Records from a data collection
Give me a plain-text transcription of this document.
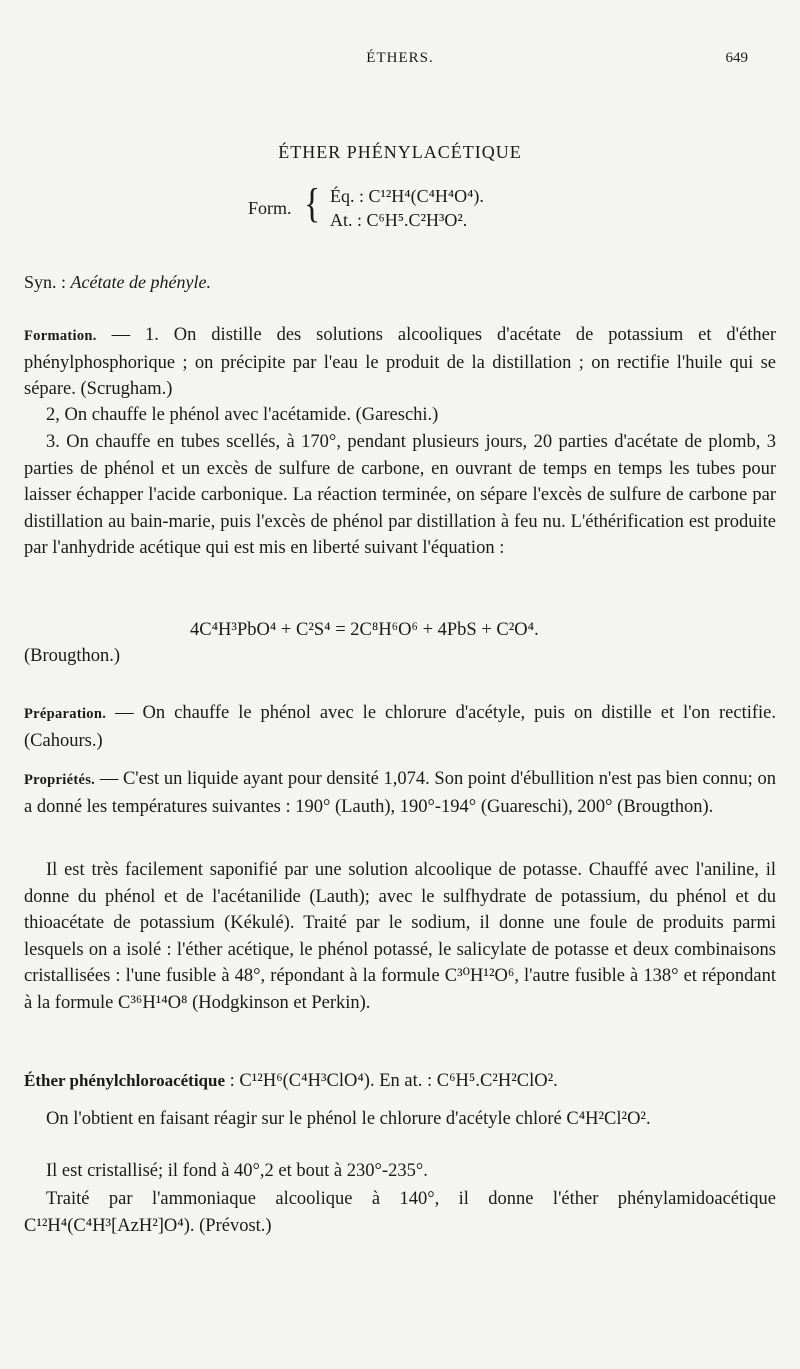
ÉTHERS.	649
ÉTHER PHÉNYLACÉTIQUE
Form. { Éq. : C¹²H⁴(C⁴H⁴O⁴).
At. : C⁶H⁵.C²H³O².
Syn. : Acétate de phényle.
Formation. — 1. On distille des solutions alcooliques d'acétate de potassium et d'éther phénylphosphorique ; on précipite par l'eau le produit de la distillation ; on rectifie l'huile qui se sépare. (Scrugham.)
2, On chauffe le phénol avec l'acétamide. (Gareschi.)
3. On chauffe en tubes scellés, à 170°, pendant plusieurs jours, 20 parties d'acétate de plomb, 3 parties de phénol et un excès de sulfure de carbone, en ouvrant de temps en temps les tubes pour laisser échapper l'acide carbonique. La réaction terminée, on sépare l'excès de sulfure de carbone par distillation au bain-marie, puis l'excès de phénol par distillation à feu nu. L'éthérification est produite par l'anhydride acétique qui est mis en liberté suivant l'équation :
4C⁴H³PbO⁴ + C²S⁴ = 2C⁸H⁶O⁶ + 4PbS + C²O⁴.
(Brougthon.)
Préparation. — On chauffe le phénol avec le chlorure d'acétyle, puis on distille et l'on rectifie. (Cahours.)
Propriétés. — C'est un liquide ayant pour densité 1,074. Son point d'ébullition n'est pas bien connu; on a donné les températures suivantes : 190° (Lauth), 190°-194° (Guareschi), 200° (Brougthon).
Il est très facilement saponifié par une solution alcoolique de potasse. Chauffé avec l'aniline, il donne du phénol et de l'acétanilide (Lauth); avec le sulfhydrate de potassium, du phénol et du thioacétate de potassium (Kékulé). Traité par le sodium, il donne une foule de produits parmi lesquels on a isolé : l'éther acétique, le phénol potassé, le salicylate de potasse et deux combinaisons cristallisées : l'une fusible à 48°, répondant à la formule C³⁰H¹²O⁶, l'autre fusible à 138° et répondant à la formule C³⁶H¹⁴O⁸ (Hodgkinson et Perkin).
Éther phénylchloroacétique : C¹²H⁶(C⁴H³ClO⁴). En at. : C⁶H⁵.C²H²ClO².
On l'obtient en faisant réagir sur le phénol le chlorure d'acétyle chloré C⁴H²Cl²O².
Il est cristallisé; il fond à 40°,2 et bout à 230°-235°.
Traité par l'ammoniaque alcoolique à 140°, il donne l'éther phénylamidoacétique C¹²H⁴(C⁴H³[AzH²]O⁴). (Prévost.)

> _What is being asked_: In the entries above, identify every line with the word "Brougthon". Copy those lines.

> _Exercise answer_:
(Brougthon.)
Propriétés. — C'est un liquide ayant pour densité 1,074. Son point d'ébullition n'est pas bien connu; on a donné les températures suivantes : 190° (Lauth), 190°-194° (Guareschi), 200° (Brougthon).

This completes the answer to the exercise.